• [Task directions]
Copy every line of the data exactly, leaving nothing out.

• [Input]
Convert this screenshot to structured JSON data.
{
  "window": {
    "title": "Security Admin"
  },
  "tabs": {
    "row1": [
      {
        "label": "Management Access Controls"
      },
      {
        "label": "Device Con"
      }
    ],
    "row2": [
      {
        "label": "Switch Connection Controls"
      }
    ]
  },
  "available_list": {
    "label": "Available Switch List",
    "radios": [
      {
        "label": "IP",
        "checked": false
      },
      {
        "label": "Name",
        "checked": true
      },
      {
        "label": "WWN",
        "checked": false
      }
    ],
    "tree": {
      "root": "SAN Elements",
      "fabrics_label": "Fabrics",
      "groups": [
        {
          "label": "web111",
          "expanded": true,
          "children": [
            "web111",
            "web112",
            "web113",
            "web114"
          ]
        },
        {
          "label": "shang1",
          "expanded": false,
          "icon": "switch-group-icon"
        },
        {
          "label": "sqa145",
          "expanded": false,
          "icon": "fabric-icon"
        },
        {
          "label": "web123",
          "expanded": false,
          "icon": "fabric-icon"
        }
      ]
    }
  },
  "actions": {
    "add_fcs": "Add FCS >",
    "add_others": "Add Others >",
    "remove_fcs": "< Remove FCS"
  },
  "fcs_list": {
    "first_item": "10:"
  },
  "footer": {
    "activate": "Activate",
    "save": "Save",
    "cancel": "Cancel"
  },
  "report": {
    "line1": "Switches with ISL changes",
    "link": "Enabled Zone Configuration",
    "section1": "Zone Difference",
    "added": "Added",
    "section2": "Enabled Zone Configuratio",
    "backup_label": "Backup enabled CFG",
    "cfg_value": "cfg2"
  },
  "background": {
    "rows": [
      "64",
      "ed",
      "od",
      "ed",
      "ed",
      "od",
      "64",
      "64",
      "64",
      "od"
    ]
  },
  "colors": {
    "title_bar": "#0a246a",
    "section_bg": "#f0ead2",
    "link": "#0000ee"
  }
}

• [Result of the exercise]
Convert this screenshot to structured JSON data.
{
  "window": {
    "title": "Security Admin"
  },
  "tabs": {
    "row1": [
      {
        "label": "Management Access Controls"
      },
      {
        "label": "Device Con"
      }
    ],
    "row2": [
      {
        "label": "Switch Connection Controls"
      }
    ]
  },
  "available_list": {
    "label": "Available Switch List",
    "radios": [
      {
        "label": "IP",
        "checked": false
      },
      {
        "label": "Name",
        "checked": true
      },
      {
        "label": "WWN",
        "checked": false
      }
    ],
    "tree": {
      "root": "SAN Elements",
      "fabrics_label": "Fabrics",
      "groups": [
        {
          "label": "web111",
          "expanded": true,
          "children": [
            "web111",
            "web112",
            "web113",
            "web114"
          ]
        },
        {
          "label": "shang1",
          "expanded": false,
          "icon": "switch-group-icon"
        },
        {
          "label": "sqa145",
          "expanded": false,
          "icon": "fabric-icon"
        },
        {
          "label": "web123",
          "expanded": false,
          "icon": "fabric-icon"
        }
      ]
    }
  },
  "actions": {
    "add_fcs": "Add FCS >",
    "add_others": "Add Others >",
    "remove_fcs": "< Remove FCS"
  },
  "fcs_list": {
    "first_item": "10:"
  },
  "footer": {
    "activate": "Activate",
    "save": "Save",
    "cancel": "Cancel"
  },
  "report": {
    "line1": "Switches with ISL changes",
    "link": "Enabled Zone Configuration",
    "section1": "Zone Difference",
    "added": "Added",
    "section2": "Enabled Zone Configuratio",
    "backup_label": "Backup enabled CFG",
    "cfg_value": "cfg2"
  },
  "background": {
    "rows": [
      "64",
      "ed",
      "od",
      "ed",
      "ed",
      "od",
      "64",
      "64",
      "64",
      "od"
    ]
  },
  "colors": {
    "title_bar": "#0a246a",
    "section_bg": "#f0ead2",
    "link": "#0000ee"
  }
}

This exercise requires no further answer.